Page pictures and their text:
<<<<

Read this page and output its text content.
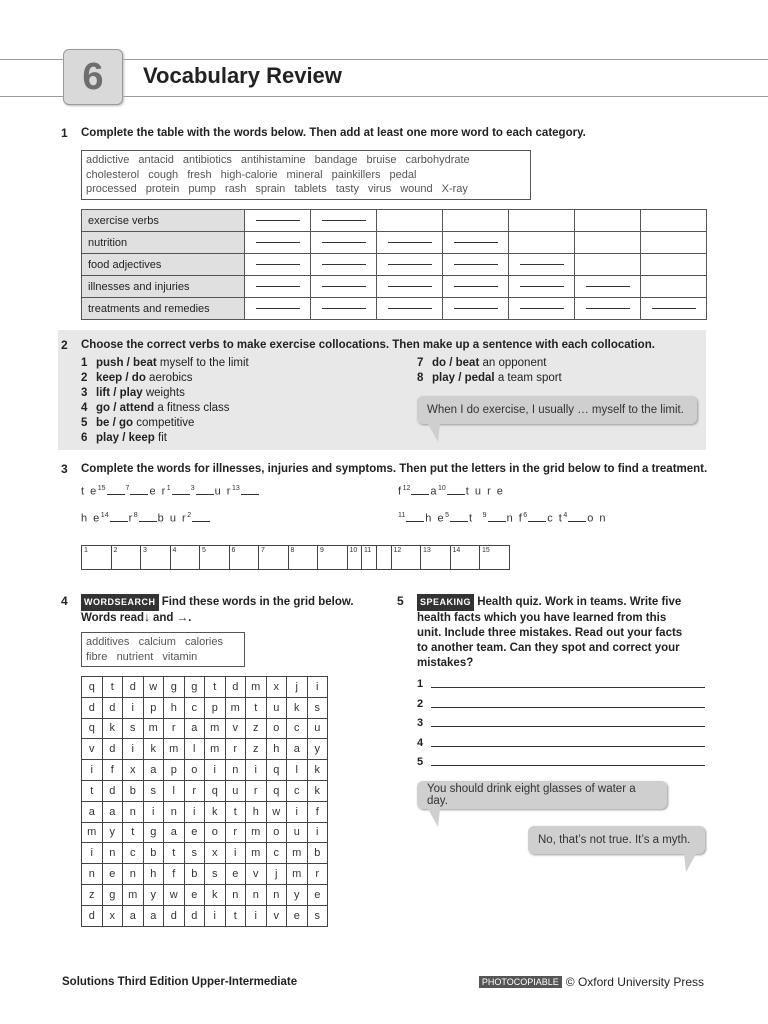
6 Vocabulary Review
1 Complete the table with the words below. Then add at least one more word to each category.
addictive antacid antibiotics antihistamine bandage bruise carbohydrate
cholesterol cough fresh high-calorie mineral painkillers pedal
processed protein pump rash sprain tablets tasty virus wound X-ray
exercise verbs							
nutrition							
food adjectives							
illnesses and injuries							
treatments and remedies							
2 Choose the correct verbs to make exercise collocations. Then make up a sentence with each collocation.
1 push / beat myself to the limit
2 keep / do aerobics
3 lift / play weights
4 go / attend a fitness class
5 be / go competitive
6 play / keep fit
7 do / beat an opponent
8 play / pedal a team sport
When I do exercise, I usually … myself to the limit.
3 Complete the words for illnesses, injuries and symptoms. Then put the letters in the grid below to find a treatment.
t $e^{15}$	$^7$ e $r^1$	$^3$ u $r^{13}$
h $e^{14}$ $r^8$ b u $r^2$
$f^{12}$ $a^{10}$ t u r e
$^{11}$ h $e^5$ t  $^9$ n $f^6$ c $t^4$ o n
1	2	3	4	5	6	7	8	9	10 11	12	13	14	15
4	WORDSEARCH Find these words in the grid below.
Words read↓ and →.
additives   calcium   calories
fibre   nutrient   vitamin
q	t	d	w	g	g	t	d	m	x	j	i
d	d	i	p	h	c	p	m	t	u	k	s
q	k	s	m	r	a	m	v	z	o	c	u
v	d	i	k	m	l	m	r	z	h	a	y
i	f	x	a	p	o	i	n	i	q	l	k
t	d	b	s	l	r	q	u	r	q	c	k
a	a	n	i	n	i	k	t	h	w	i	f
m	y	t	g	a	e	o	r	m	o	u	i
i	n	c	b	t	s	x	i	m	c	m	b
n	e	n	h	f	b	s	e	v	j	m	r
z	g	m	y	w	e	k	n	n	n	y	e
d	x	a	a	d	d	i	t	i	v	e	s
5	SPEAKING Health quiz. Work in teams. Write five health facts which you have learned from this unit. Include three mistakes. Read out your facts to another team. Can they spot and correct your mistakes?
1
2
3
4
5
You should drink eight glasses of water a day.
No, that’s not true. It’s a myth.
Solutions Third Edition Upper-Intermediate	PHOTOCOPIABLE © Oxford University Press
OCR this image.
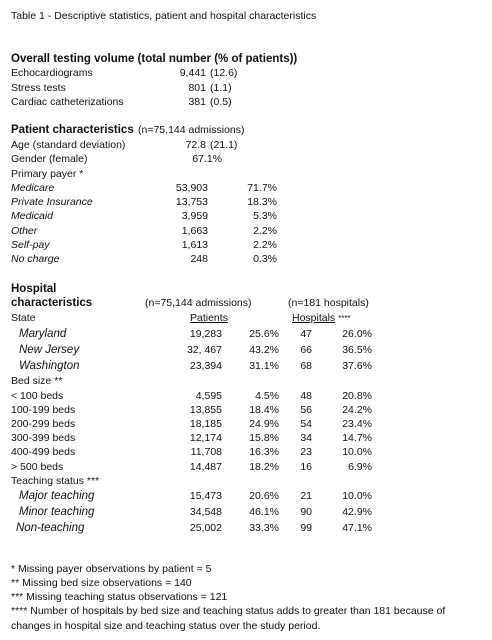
Table 1 - Descriptive statistics, patient and hospital characteristics
Overall testing volume (total number (% of patients))
Echocardiograms	9,441 (12.6)
Stress tests	801 (1.1)
Cardiac catheterizations	381 (0.5)
Patient characteristics (n=75,144 admissions)
Age (standard deviation)	72.8 (21.1)
Gender (female)	67.1%
Primary payer *
Medicare	53,903	71.7%
Private Insurance	13,753	18.3%
Medicaid	3,959	5.3%
Other	1,663	2.2%
Self-pay	1,613	2.2%
No charge	248	0.3%
Hospital
characteristics	(n=75,144 admissions)	(n=181 hospitals)
State	Patients	Hospitals ****
Maryland	19,283	25.6%	47	26.0%
New Jersey	32, 467	43.2%	66	36.5%
Washington	23,394	31.1%	68	37.6%
Bed size **
< 100 beds	4,595	4.5%	48	20.8%
100-199 beds	13,855	18.4%	56	24.2%
200-299 beds	18,185	24.9%	54	23.4%
300-399 beds	12,174	15.8%	34	14.7%
400-499 beds	11,708	16.3%	23	10.0%
> 500 beds	14,487	18.2%	16	6.9%
Teaching status ***
Major teaching	15,473	20.6%	21	10.0%
Minor teaching	34,548	46.1%	90	42.9%
Non-teaching	25,002	33.3%	99	47.1%
* Missing payer observations by patient = 5
** Missing bed size observations = 140
*** Missing teaching status observations = 121
**** Number of hospitals by bed size and teaching status adds to greater than 181 because of
changes in hospital size and teaching status over the study period.
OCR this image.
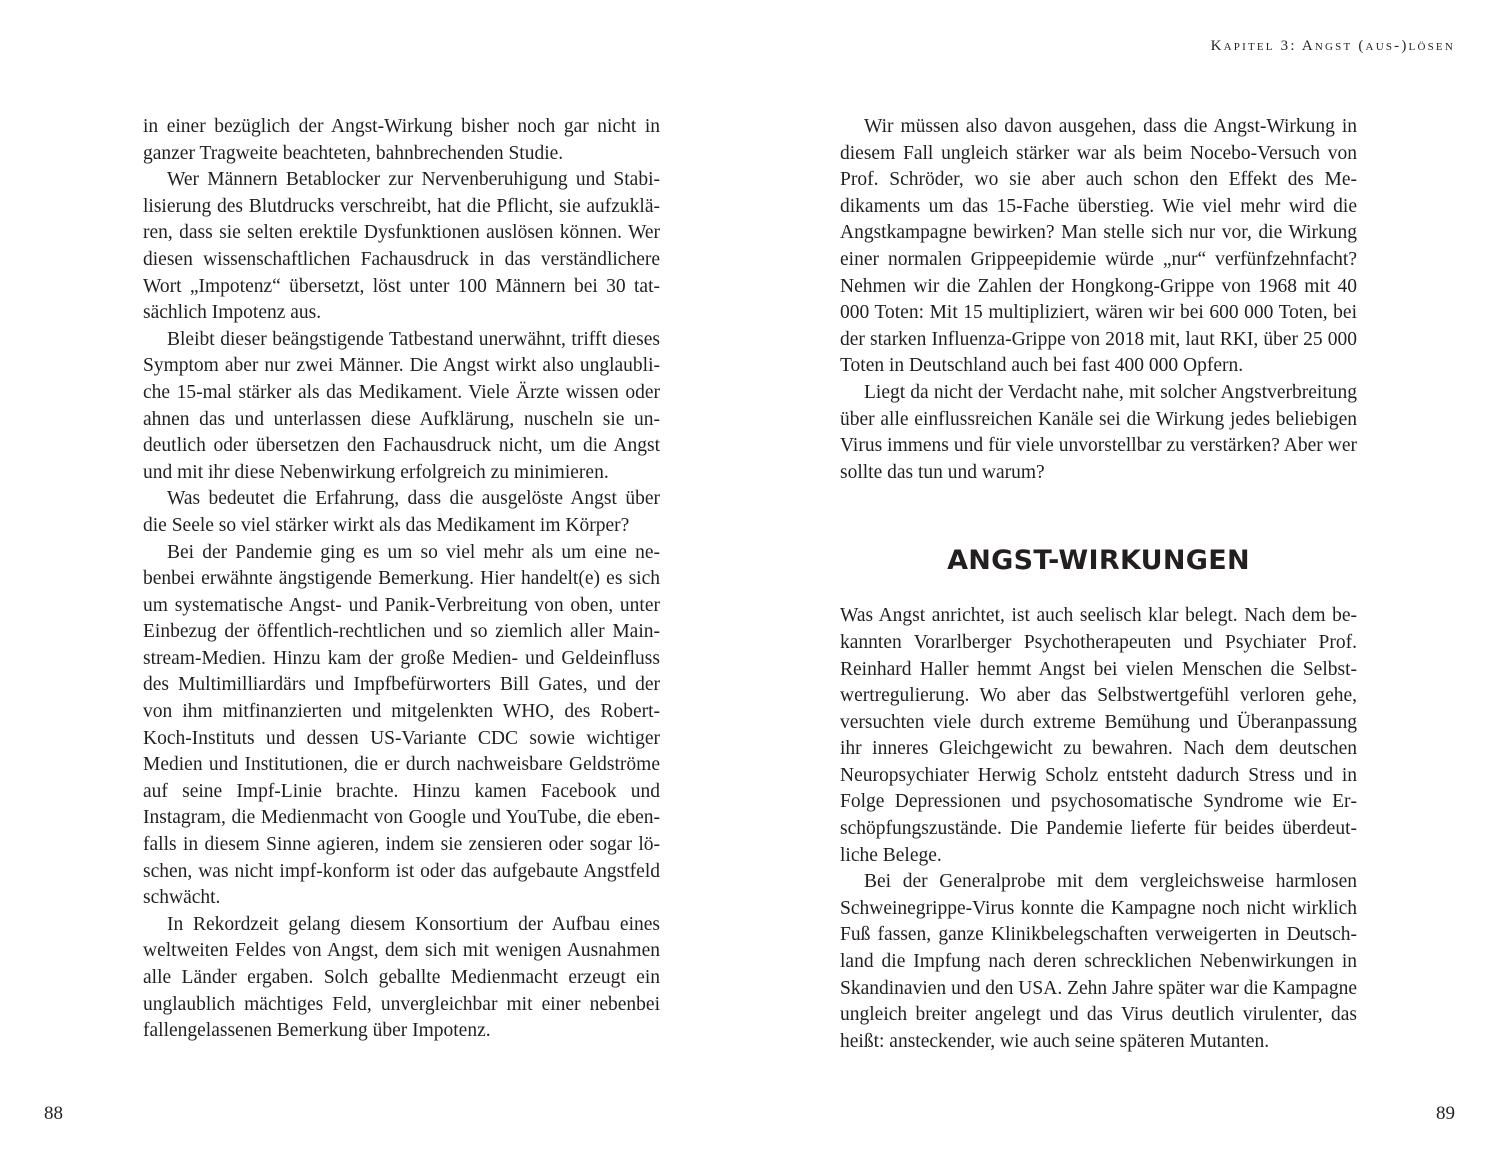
Kapitel 3: Angst (aus-)lösen

in einer bezüglich der Angst-Wirkung bisher noch gar nicht in ganzer Tragweite beachteten, bahnbrechenden Studie.

Wer Männern Betablocker zur Nervenberuhigung und Stabilisierung des Blutdrucks verschreibt, hat die Pflicht, sie aufzuklären, dass sie selten erektile Dysfunktionen auslösen können. Wer diesen wissenschaftlichen Fachausdruck in das verständlichere Wort „Impotenz“ übersetzt, löst unter 100 Männern bei 30 tatsächlich Impotenz aus.

Bleibt dieser beängstigende Tatbestand unerwähnt, trifft dieses Symptom aber nur zwei Männer. Die Angst wirkt also unglaubliche 15-mal stärker als das Medikament. Viele Ärzte wissen oder ahnen das und unterlassen diese Aufklärung, nuscheln sie undeutlich oder übersetzen den Fachausdruck nicht, um die Angst und mit ihr diese Nebenwirkung erfolgreich zu minimieren.

Was bedeutet die Erfahrung, dass die ausgelöste Angst über die Seele so viel stärker wirkt als das Medikament im Körper?

Bei der Pandemie ging es um so viel mehr als um eine nebenbei erwähnte ängstigende Bemerkung. Hier handelt(e) es sich um systematische Angst- und Panik-Verbreitung von oben, unter Einbezug der öffentlich-rechtlichen und so ziemlich aller Mainstream-Medien. Hinzu kam der große Medien- und Geldeinfluss des Multimilliardärs und Impfbefürworters Bill Gates, und der von ihm mitfinanzierten und mitgelenkten WHO, des Robert-Koch-Instituts und dessen US-Variante CDC sowie wichtiger Medien und Institutionen, die er durch nachweisbare Geldströme auf seine Impf-Linie brachte. Hinzu kamen Facebook und Instagram, die Medienmacht von Google und YouTube, die ebenfalls in diesem Sinne agieren, indem sie zensieren oder sogar löschen, was nicht impf-konform ist oder das aufgebaute Angstfeld schwächt.

In Rekordzeit gelang diesem Konsortium der Aufbau eines weltweiten Feldes von Angst, dem sich mit wenigen Ausnahmen alle Länder ergaben. Solch geballte Medienmacht erzeugt ein unglaublich mächtiges Feld, unvergleichbar mit einer nebenbei fallengelassenen Bemerkung über Impotenz.

Wir müssen also davon ausgehen, dass die Angst-Wirkung in diesem Fall ungleich stärker war als beim Nocebo-Versuch von Prof. Schröder, wo sie aber auch schon den Effekt des Medikaments um das 15-Fache überstieg. Wie viel mehr wird die Angstkampagne bewirken? Man stelle sich nur vor, die Wirkung einer normalen Grippeepidemie würde „nur“ verfünfzehnfacht? Nehmen wir die Zahlen der Hongkong-Grippe von 1968 mit 40 000 Toten: Mit 15 multipliziert, wären wir bei 600 000 Toten, bei der starken Influenza-Grippe von 2018 mit, laut RKI, über 25 000 Toten in Deutschland auch bei fast 400 000 Opfern.

Liegt da nicht der Verdacht nahe, mit solcher Angstverbreitung über alle einflussreichen Kanäle sei die Wirkung jedes beliebigen Virus immens und für viele unvorstellbar zu verstärken? Aber wer sollte das tun und warum?

ANGST-WIRKUNGEN

Was Angst anrichtet, ist auch seelisch klar belegt. Nach dem bekannten Vorarlberger Psychotherapeuten und Psychiater Prof. Reinhard Haller hemmt Angst bei vielen Menschen die Selbstwertregulierung. Wo aber das Selbstwertgefühl verloren gehe, versuchten viele durch extreme Bemühung und Überanpassung ihr inneres Gleichgewicht zu bewahren. Nach dem deutschen Neuropsychiater Herwig Scholz entsteht dadurch Stress und in Folge Depressionen und psychosomatische Syndrome wie Erschöpfungszustände. Die Pandemie lieferte für beides überdeutliche Belege.

Bei der Generalprobe mit dem vergleichsweise harmlosen Schweinegrippe-Virus konnte die Kampagne noch nicht wirklich Fuß fassen, ganze Klinikbelegschaften verweigerten in Deutschland die Impfung nach deren schrecklichen Nebenwirkungen in Skandinavien und den USA. Zehn Jahre später war die Kampagne ungleich breiter angelegt und das Virus deutlich virulenter, das heißt: ansteckender, wie auch seine späteren Mutanten.

88	89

>>>>

Lines in the records above that carry the word "Missing" are to be located and copied.

* Missing payer observations by patient = 5
** Missing bed size observations = 140
*** Missing teaching status observations = 121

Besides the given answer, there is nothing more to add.